REQUEST: Word for word, print each line of the listing below; pictures stay out.

'''

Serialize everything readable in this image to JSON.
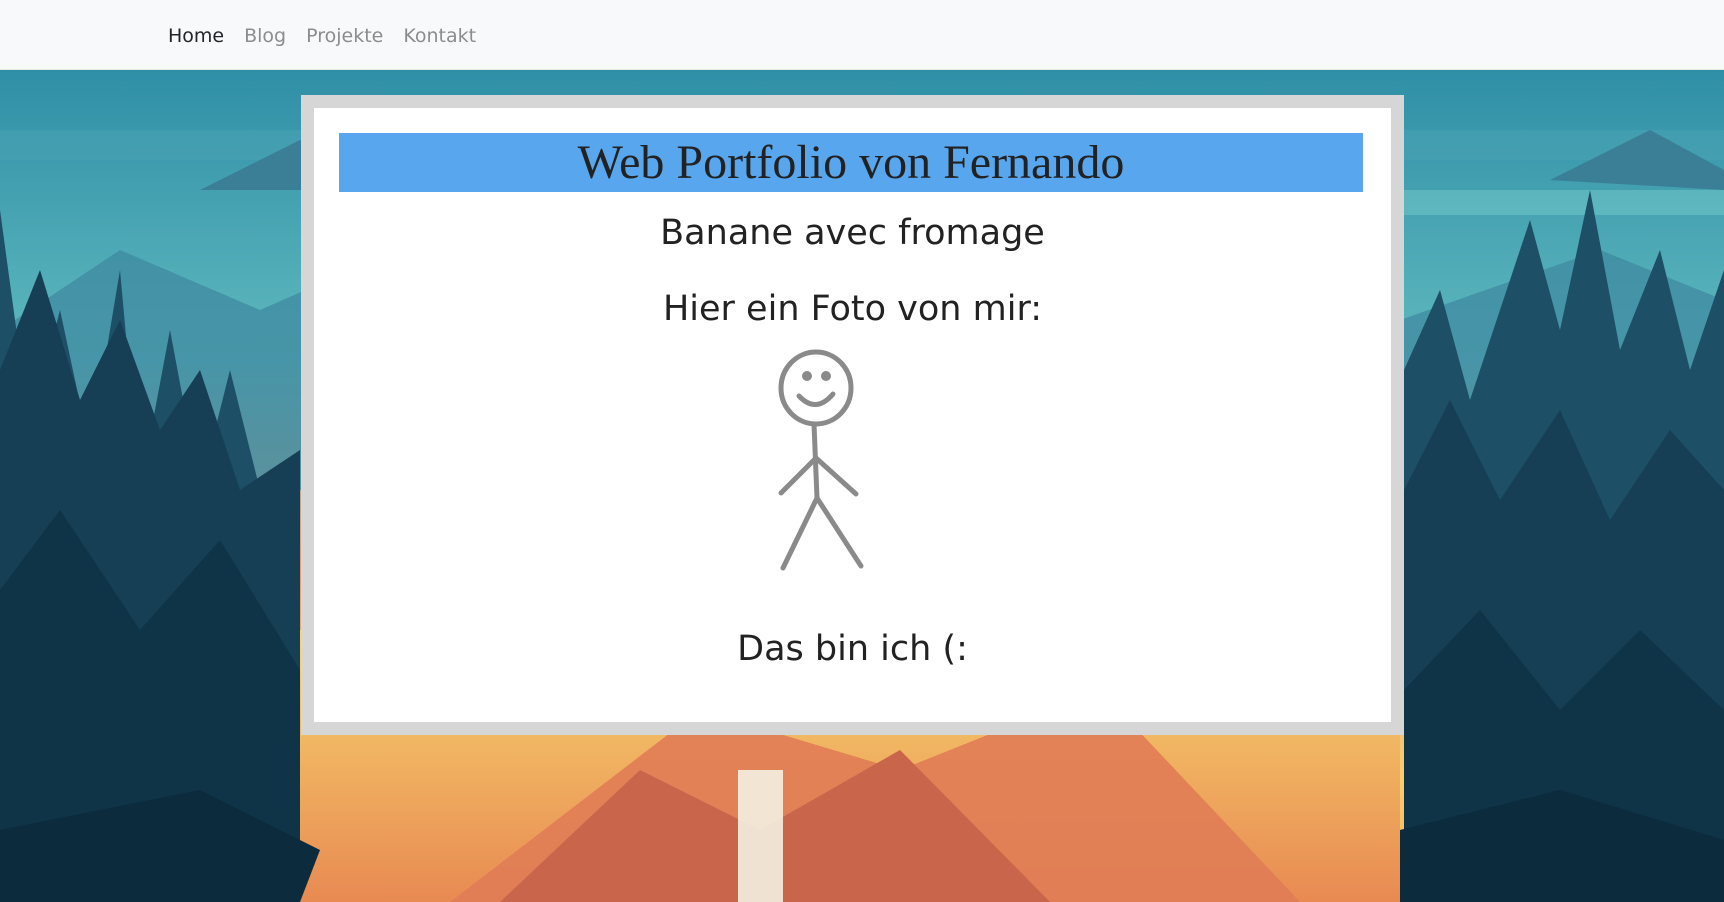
{
  "nav": {
    "items": [
      {
        "label": "Home",
        "active": true
      },
      {
        "label": "Blog",
        "active": false
      },
      {
        "label": "Projekte",
        "active": false
      },
      {
        "label": "Kontakt",
        "active": false
      }
    ]
  },
  "content": {
    "title": "Web Portfolio von Fernando",
    "subtitle": "Banane avec fromage",
    "photo_intro": "Hier ein Foto von mir:",
    "photo_icon": "stick-figure-drawing",
    "caption": "Das bin ich (:"
  },
  "colors": {
    "title_bar": "#58a7ee",
    "navbar_bg": "#f8f9fa",
    "card_frame": "#d6d6d6"
  }
}
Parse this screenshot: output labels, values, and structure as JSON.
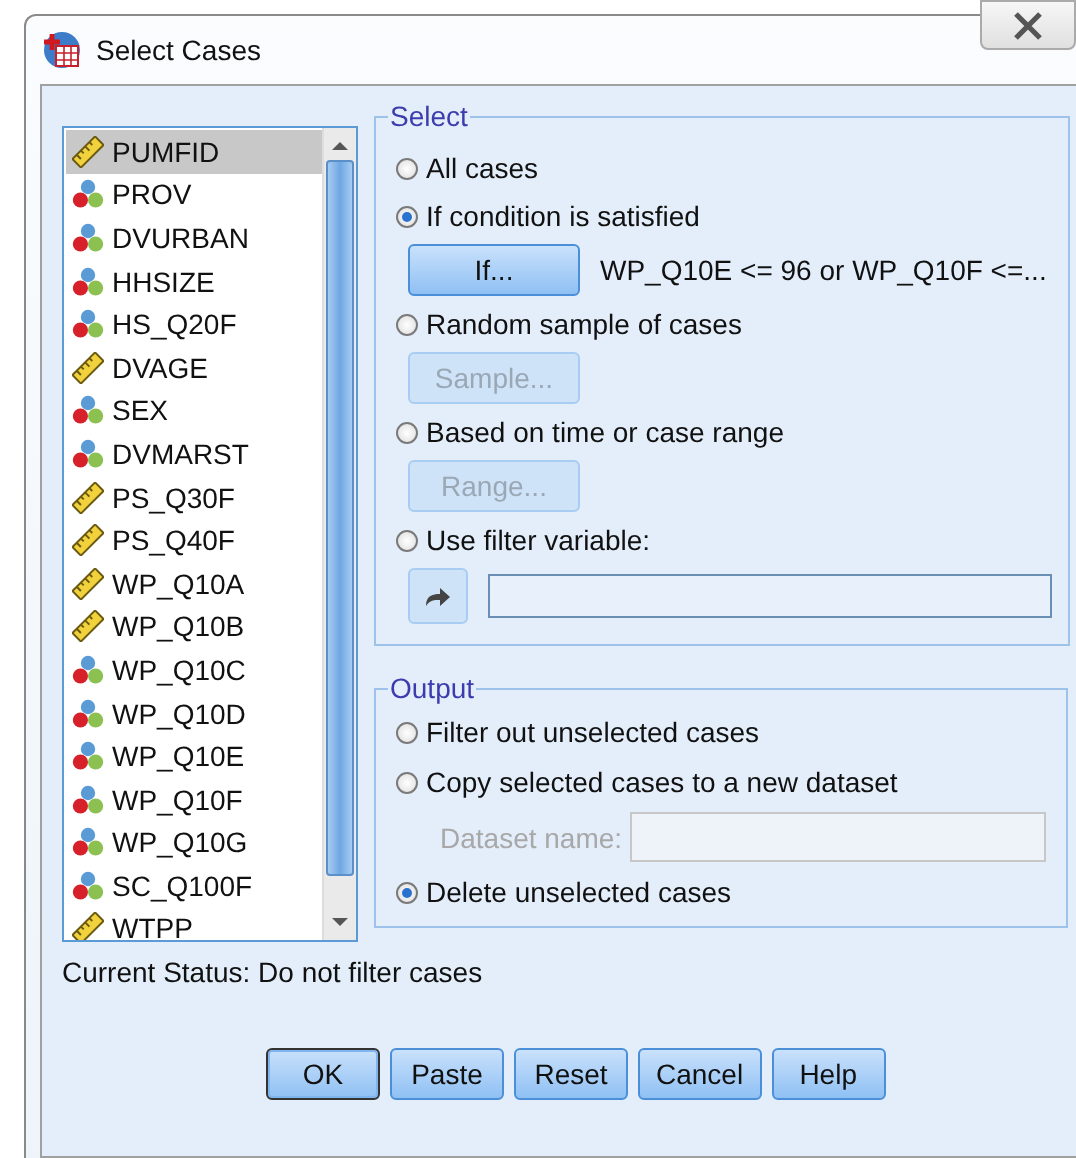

'''

RESULT OF THE TASK:
Serialize everything readable in this image to JSON.
{
  "nav": {
    "items": [
      {
        "label": "Home",
        "active": true
      },
      {
        "label": "Blog",
        "active": false
      },
      {
        "label": "Projekte",
        "active": false
      },
      {
        "label": "Kontakt",
        "active": false
      }
    ]
  },
  "content": {
    "title": "Web Portfolio von Fernando",
    "subtitle": "Banane avec fromage",
    "photo_intro": "Hier ein Foto von mir:",
    "photo_icon": "stick-figure-drawing",
    "caption": "Das bin ich (:"
  },
  "colors": {
    "title_bar": "#58a7ee",
    "navbar_bg": "#f8f9fa",
    "card_frame": "#d6d6d6"
  }
}
Parse this screenshot: output labels, values, and structure as JSON.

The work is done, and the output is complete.